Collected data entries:
+++

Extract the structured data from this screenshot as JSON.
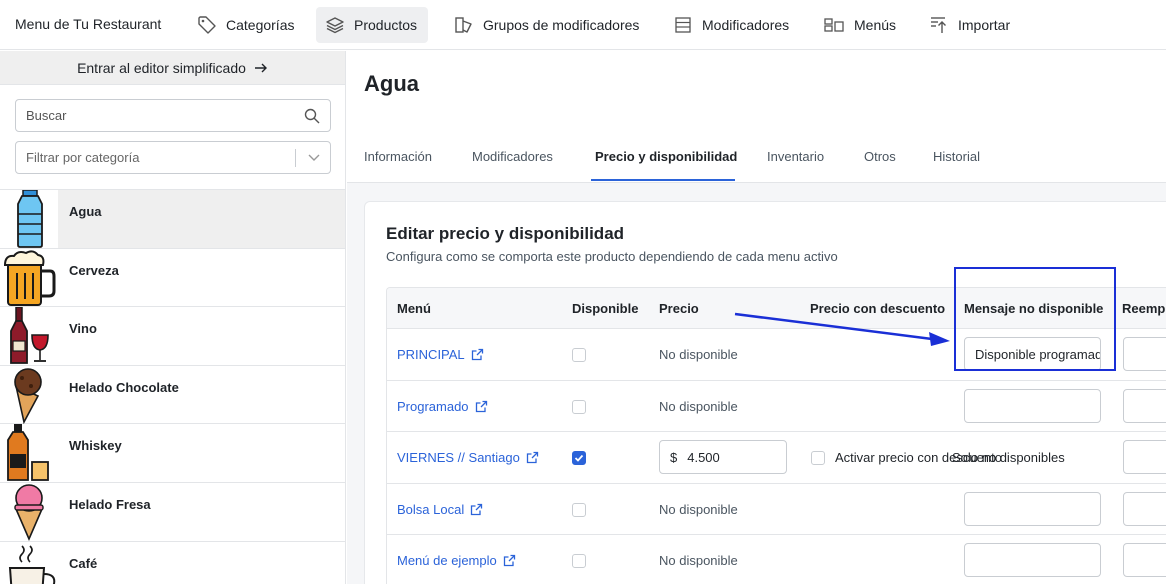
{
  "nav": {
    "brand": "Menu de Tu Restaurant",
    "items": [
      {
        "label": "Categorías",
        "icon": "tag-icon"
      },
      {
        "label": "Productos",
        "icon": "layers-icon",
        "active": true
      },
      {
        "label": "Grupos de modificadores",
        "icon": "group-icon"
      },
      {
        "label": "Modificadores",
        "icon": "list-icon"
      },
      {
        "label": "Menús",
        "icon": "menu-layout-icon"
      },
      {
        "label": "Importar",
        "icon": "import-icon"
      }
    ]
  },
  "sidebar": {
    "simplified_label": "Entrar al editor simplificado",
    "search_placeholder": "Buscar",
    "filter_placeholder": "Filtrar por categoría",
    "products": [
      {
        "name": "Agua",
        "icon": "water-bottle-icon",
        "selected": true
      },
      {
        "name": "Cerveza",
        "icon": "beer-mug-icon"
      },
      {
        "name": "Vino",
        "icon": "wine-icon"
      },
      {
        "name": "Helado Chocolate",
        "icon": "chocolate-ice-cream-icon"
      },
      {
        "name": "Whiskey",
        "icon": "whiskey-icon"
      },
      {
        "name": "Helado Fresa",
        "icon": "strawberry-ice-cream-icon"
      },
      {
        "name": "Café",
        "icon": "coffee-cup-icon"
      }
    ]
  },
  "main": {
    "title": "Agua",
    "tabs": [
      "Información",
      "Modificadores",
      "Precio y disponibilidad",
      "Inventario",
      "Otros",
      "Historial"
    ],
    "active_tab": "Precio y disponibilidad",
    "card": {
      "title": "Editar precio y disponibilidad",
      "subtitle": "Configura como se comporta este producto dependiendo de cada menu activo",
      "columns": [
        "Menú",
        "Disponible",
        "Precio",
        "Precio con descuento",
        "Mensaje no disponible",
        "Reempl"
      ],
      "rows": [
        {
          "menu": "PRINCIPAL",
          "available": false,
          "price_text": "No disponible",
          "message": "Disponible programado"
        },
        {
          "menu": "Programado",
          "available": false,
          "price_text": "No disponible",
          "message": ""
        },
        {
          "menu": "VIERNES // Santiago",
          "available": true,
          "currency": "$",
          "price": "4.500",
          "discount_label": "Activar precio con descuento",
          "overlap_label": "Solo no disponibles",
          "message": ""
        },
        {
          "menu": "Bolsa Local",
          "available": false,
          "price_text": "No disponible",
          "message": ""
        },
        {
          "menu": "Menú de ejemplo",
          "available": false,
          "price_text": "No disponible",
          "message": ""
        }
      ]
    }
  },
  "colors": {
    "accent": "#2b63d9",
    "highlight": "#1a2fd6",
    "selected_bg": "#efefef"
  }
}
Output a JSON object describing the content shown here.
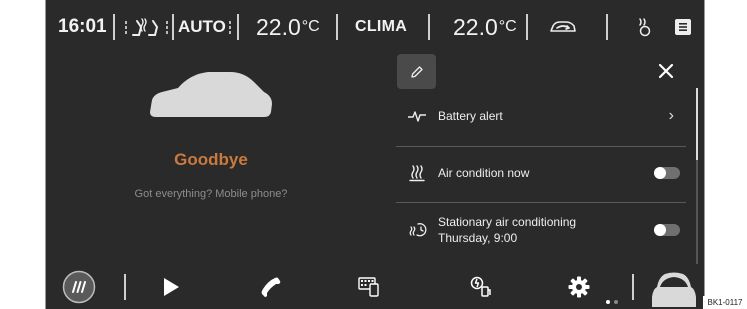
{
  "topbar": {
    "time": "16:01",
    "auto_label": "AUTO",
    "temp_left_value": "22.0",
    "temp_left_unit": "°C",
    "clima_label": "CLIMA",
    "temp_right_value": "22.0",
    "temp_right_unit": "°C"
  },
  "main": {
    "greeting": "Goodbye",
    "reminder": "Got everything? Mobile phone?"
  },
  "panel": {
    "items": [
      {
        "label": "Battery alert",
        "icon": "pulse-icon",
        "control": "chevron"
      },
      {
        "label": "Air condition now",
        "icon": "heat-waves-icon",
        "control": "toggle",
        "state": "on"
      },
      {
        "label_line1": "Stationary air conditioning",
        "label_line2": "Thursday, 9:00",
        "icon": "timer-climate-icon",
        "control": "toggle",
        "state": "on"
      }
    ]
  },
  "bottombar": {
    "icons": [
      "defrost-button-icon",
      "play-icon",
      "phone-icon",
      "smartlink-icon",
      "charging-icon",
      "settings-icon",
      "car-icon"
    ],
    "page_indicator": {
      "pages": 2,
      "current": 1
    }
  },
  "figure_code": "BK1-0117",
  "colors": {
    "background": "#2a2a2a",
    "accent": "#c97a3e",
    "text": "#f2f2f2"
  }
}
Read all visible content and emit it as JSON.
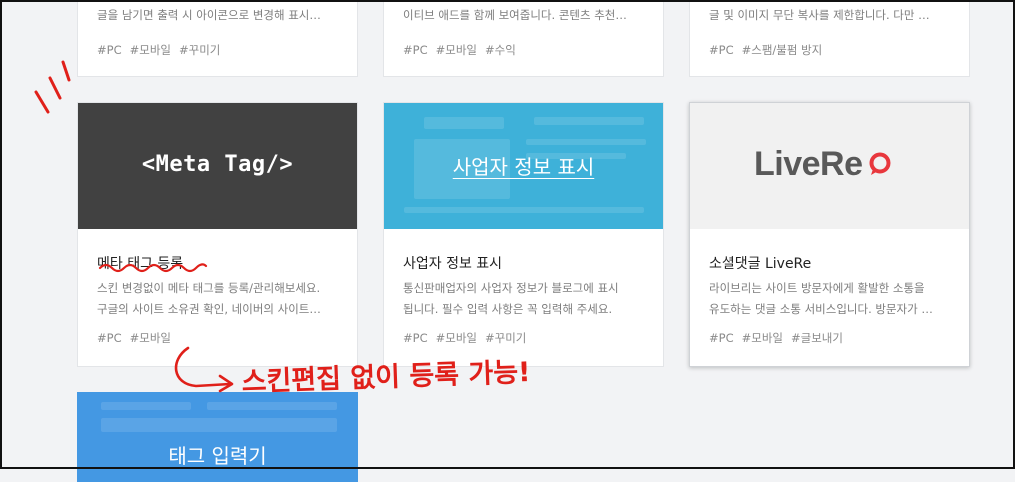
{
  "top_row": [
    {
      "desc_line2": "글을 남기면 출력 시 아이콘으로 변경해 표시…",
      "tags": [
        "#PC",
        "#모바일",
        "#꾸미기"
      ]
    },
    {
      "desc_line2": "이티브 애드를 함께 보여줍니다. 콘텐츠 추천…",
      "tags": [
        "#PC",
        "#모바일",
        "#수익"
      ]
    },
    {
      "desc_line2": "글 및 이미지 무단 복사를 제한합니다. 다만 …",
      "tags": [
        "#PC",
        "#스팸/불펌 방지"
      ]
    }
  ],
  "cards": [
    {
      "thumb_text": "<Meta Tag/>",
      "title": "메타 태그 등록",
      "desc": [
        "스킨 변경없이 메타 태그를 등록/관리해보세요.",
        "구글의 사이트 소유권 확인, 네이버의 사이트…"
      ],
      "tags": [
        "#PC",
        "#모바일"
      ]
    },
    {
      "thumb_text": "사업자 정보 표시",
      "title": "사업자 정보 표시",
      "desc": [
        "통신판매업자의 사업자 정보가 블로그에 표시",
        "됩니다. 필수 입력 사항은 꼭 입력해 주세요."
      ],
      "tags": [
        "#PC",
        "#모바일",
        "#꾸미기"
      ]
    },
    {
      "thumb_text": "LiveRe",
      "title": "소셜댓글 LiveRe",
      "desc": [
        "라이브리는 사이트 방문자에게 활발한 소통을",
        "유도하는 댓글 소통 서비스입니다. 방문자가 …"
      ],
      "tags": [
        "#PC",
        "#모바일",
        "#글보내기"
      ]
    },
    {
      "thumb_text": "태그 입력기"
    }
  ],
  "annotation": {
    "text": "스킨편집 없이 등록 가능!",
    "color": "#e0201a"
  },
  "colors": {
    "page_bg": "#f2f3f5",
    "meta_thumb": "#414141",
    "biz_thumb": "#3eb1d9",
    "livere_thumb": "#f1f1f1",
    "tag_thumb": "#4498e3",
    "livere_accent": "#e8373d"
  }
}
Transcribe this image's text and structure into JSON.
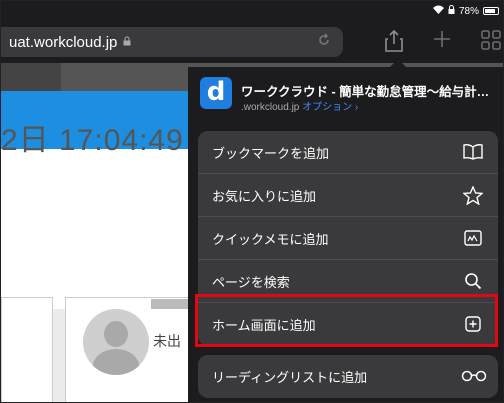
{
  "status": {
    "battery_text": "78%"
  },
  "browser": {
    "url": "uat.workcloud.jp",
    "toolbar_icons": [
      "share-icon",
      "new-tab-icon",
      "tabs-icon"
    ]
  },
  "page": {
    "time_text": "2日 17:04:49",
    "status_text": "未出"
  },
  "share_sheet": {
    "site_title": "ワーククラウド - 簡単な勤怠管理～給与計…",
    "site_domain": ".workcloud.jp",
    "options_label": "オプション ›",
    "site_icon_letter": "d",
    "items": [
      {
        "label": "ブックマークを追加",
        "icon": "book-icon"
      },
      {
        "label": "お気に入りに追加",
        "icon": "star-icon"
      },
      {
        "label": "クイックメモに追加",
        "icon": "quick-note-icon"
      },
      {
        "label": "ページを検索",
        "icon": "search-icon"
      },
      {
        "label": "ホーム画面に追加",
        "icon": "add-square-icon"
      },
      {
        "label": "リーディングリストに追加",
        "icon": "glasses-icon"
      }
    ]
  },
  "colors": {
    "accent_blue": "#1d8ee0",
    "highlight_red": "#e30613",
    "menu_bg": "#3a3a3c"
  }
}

+++

• AIM: Print all of the entries word for word. Skip any images they contain.

• CORRECT ANSWER:
Extract the structured data from this screenshot as JSON.
{
  "nav": {
    "brand": "Menu de Tu Restaurant",
    "items": [
      {
        "label": "Categorías",
        "icon": "tag-icon"
      },
      {
        "label": "Productos",
        "icon": "layers-icon",
        "active": true
      },
      {
        "label": "Grupos de modificadores",
        "icon": "group-icon"
      },
      {
        "label": "Modificadores",
        "icon": "list-icon"
      },
      {
        "label": "Menús",
        "icon": "menu-layout-icon"
      },
      {
        "label": "Importar",
        "icon": "import-icon"
      }
    ]
  },
  "sidebar": {
    "simplified_label": "Entrar al editor simplificado",
    "search_placeholder": "Buscar",
    "filter_placeholder": "Filtrar por categoría",
    "products": [
      {
        "name": "Agua",
        "icon": "water-bottle-icon",
        "selected": true
      },
      {
        "name": "Cerveza",
        "icon": "beer-mug-icon"
      },
      {
        "name": "Vino",
        "icon": "wine-icon"
      },
      {
        "name": "Helado Chocolate",
        "icon": "chocolate-ice-cream-icon"
      },
      {
        "name": "Whiskey",
        "icon": "whiskey-icon"
      },
      {
        "name": "Helado Fresa",
        "icon": "strawberry-ice-cream-icon"
      },
      {
        "name": "Café",
        "icon": "coffee-cup-icon"
      }
    ]
  },
  "main": {
    "title": "Agua",
    "tabs": [
      "Información",
      "Modificadores",
      "Precio y disponibilidad",
      "Inventario",
      "Otros",
      "Historial"
    ],
    "active_tab": "Precio y disponibilidad",
    "card": {
      "title": "Editar precio y disponibilidad",
      "subtitle": "Configura como se comporta este producto dependiendo de cada menu activo",
      "columns": [
        "Menú",
        "Disponible",
        "Precio",
        "Precio con descuento",
        "Mensaje no disponible",
        "Reempl"
      ],
      "rows": [
        {
          "menu": "PRINCIPAL",
          "available": false,
          "price_text": "No disponible",
          "message": "Disponible programado"
        },
        {
          "menu": "Programado",
          "available": false,
          "price_text": "No disponible",
          "message": ""
        },
        {
          "menu": "VIERNES // Santiago",
          "available": true,
          "currency": "$",
          "price": "4.500",
          "discount_label": "Activar precio con descuento",
          "overlap_label": "Solo no disponibles",
          "message": ""
        },
        {
          "menu": "Bolsa Local",
          "available": false,
          "price_text": "No disponible",
          "message": ""
        },
        {
          "menu": "Menú de ejemplo",
          "available": false,
          "price_text": "No disponible",
          "message": ""
        }
      ]
    }
  },
  "colors": {
    "accent": "#2b63d9",
    "highlight": "#1a2fd6",
    "selected_bg": "#efefef"
  }
}
Output a JSON object describing the content shown here.
{
  "topbar": {
    "time": "16:01",
    "auto_label": "AUTO",
    "temp_left_value": "22.0",
    "temp_left_unit": "°C",
    "clima_label": "CLIMA",
    "temp_right_value": "22.0",
    "temp_right_unit": "°C"
  },
  "main": {
    "greeting": "Goodbye",
    "reminder": "Got everything? Mobile phone?"
  },
  "panel": {
    "items": [
      {
        "label": "Battery alert",
        "icon": "pulse-icon",
        "control": "chevron"
      },
      {
        "label": "Air condition now",
        "icon": "heat-waves-icon",
        "control": "toggle",
        "state": "on"
      },
      {
        "label_line1": "Stationary air conditioning",
        "label_line2": "Thursday, 9:00",
        "icon": "timer-climate-icon",
        "control": "toggle",
        "state": "on"
      }
    ]
  },
  "bottombar": {
    "icons": [
      "defrost-button-icon",
      "play-icon",
      "phone-icon",
      "smartlink-icon",
      "charging-icon",
      "settings-icon",
      "car-icon"
    ],
    "page_indicator": {
      "pages": 2,
      "current": 1
    }
  },
  "figure_code": "BK1-0117",
  "colors": {
    "background": "#2a2a2a",
    "accent": "#c97a3e",
    "text": "#f2f2f2"
  }
}
Read all visible content and emit it as JSON.
{
  "top_row": [
    {
      "desc_line2": "글을 남기면 출력 시 아이콘으로 변경해 표시…",
      "tags": [
        "#PC",
        "#모바일",
        "#꾸미기"
      ]
    },
    {
      "desc_line2": "이티브 애드를 함께 보여줍니다. 콘텐츠 추천…",
      "tags": [
        "#PC",
        "#모바일",
        "#수익"
      ]
    },
    {
      "desc_line2": "글 및 이미지 무단 복사를 제한합니다. 다만 …",
      "tags": [
        "#PC",
        "#스팸/불펌 방지"
      ]
    }
  ],
  "cards": [
    {
      "thumb_text": "<Meta Tag/>",
      "title": "메타 태그 등록",
      "desc": [
        "스킨 변경없이 메타 태그를 등록/관리해보세요.",
        "구글의 사이트 소유권 확인, 네이버의 사이트…"
      ],
      "tags": [
        "#PC",
        "#모바일"
      ]
    },
    {
      "thumb_text": "사업자 정보 표시",
      "title": "사업자 정보 표시",
      "desc": [
        "통신판매업자의 사업자 정보가 블로그에 표시",
        "됩니다. 필수 입력 사항은 꼭 입력해 주세요."
      ],
      "tags": [
        "#PC",
        "#모바일",
        "#꾸미기"
      ]
    },
    {
      "thumb_text": "LiveRe",
      "title": "소셜댓글 LiveRe",
      "desc": [
        "라이브리는 사이트 방문자에게 활발한 소통을",
        "유도하는 댓글 소통 서비스입니다. 방문자가 …"
      ],
      "tags": [
        "#PC",
        "#모바일",
        "#글보내기"
      ]
    },
    {
      "thumb_text": "태그 입력기"
    }
  ],
  "annotation": {
    "text": "스킨편집 없이 등록 가능!",
    "color": "#e0201a"
  },
  "colors": {
    "page_bg": "#f2f3f5",
    "meta_thumb": "#414141",
    "biz_thumb": "#3eb1d9",
    "livere_thumb": "#f1f1f1",
    "tag_thumb": "#4498e3",
    "livere_accent": "#e8373d"
  }
}
Transcribe this image's text and structure into JSON.
{
  "status": {
    "battery_text": "78%"
  },
  "browser": {
    "url": "uat.workcloud.jp",
    "toolbar_icons": [
      "share-icon",
      "new-tab-icon",
      "tabs-icon"
    ]
  },
  "page": {
    "time_text": "2日 17:04:49",
    "status_text": "未出"
  },
  "share_sheet": {
    "site_title": "ワーククラウド - 簡単な勤怠管理～給与計…",
    "site_domain": ".workcloud.jp",
    "options_label": "オプション ›",
    "site_icon_letter": "d",
    "items": [
      {
        "label": "ブックマークを追加",
        "icon": "book-icon"
      },
      {
        "label": "お気に入りに追加",
        "icon": "star-icon"
      },
      {
        "label": "クイックメモに追加",
        "icon": "quick-note-icon"
      },
      {
        "label": "ページを検索",
        "icon": "search-icon"
      },
      {
        "label": "ホーム画面に追加",
        "icon": "add-square-icon"
      },
      {
        "label": "リーディングリストに追加",
        "icon": "glasses-icon"
      }
    ]
  },
  "colors": {
    "accent_blue": "#1d8ee0",
    "highlight_red": "#e30613",
    "menu_bg": "#3a3a3c"
  }
}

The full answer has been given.